#### [Objective]
Tell how many lines have the string "гинекологии" in them, and write nothing besides the number.

╔══

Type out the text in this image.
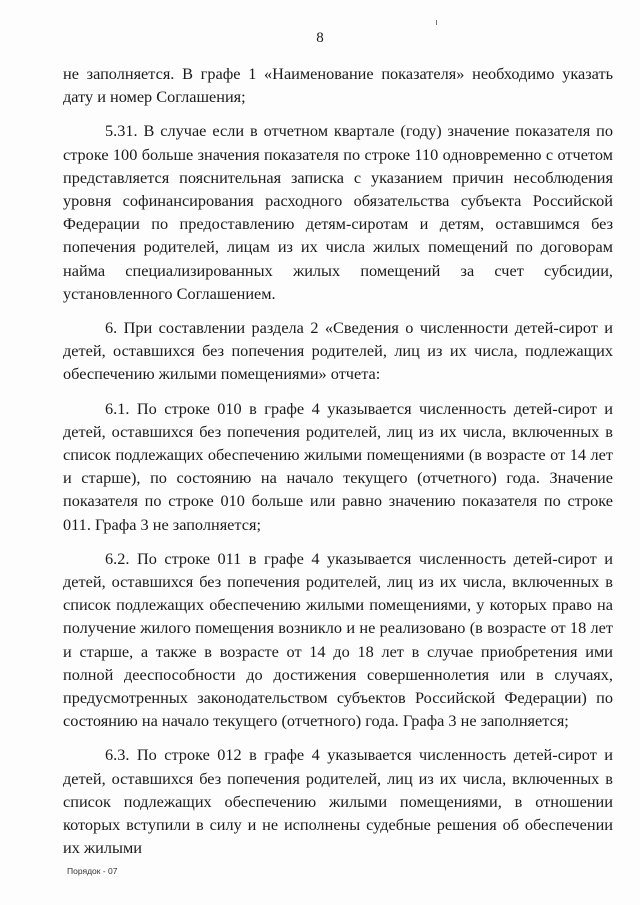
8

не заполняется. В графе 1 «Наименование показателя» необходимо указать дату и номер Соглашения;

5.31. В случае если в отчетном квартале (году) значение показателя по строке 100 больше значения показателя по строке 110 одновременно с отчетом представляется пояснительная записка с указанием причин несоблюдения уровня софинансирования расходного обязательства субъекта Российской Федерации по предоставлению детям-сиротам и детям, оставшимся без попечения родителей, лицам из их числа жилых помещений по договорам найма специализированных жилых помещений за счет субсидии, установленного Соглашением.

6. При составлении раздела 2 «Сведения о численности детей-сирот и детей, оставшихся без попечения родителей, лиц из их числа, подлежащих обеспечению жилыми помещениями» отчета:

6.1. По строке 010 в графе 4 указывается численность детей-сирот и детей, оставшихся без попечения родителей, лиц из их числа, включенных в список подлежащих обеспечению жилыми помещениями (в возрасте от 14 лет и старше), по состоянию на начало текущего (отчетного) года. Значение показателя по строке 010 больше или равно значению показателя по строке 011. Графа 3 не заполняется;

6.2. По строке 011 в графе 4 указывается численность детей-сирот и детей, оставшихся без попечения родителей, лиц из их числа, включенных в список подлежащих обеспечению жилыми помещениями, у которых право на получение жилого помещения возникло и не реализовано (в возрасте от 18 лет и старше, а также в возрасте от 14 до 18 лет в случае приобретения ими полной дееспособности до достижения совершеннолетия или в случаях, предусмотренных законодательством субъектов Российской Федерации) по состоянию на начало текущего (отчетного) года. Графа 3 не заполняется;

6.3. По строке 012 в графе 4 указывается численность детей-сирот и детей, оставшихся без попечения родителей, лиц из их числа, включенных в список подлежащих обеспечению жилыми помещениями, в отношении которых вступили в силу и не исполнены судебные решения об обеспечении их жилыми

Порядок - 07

╚══
╔══

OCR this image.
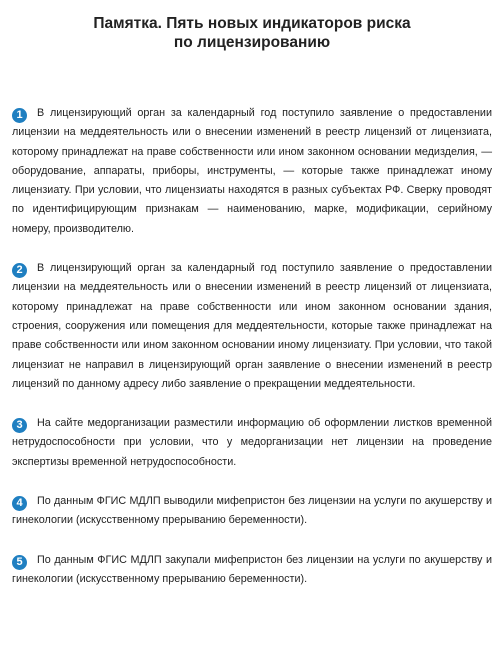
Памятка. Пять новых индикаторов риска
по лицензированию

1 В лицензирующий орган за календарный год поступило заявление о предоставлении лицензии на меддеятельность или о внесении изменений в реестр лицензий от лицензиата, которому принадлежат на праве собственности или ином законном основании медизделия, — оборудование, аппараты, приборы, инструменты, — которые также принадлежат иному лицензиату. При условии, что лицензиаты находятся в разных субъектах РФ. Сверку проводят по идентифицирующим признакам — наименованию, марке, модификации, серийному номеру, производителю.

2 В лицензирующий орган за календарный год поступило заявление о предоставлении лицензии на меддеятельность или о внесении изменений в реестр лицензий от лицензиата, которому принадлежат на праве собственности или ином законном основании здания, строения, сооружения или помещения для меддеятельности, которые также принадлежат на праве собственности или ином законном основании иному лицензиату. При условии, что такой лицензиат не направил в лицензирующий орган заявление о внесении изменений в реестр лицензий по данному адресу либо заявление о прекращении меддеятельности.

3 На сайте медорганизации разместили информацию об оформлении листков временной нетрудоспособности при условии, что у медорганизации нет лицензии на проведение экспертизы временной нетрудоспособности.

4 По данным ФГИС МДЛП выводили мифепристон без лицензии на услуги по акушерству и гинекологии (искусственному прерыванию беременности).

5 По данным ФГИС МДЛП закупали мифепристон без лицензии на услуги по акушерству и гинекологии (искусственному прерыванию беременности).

╚══

#### [Solution to this problem]
2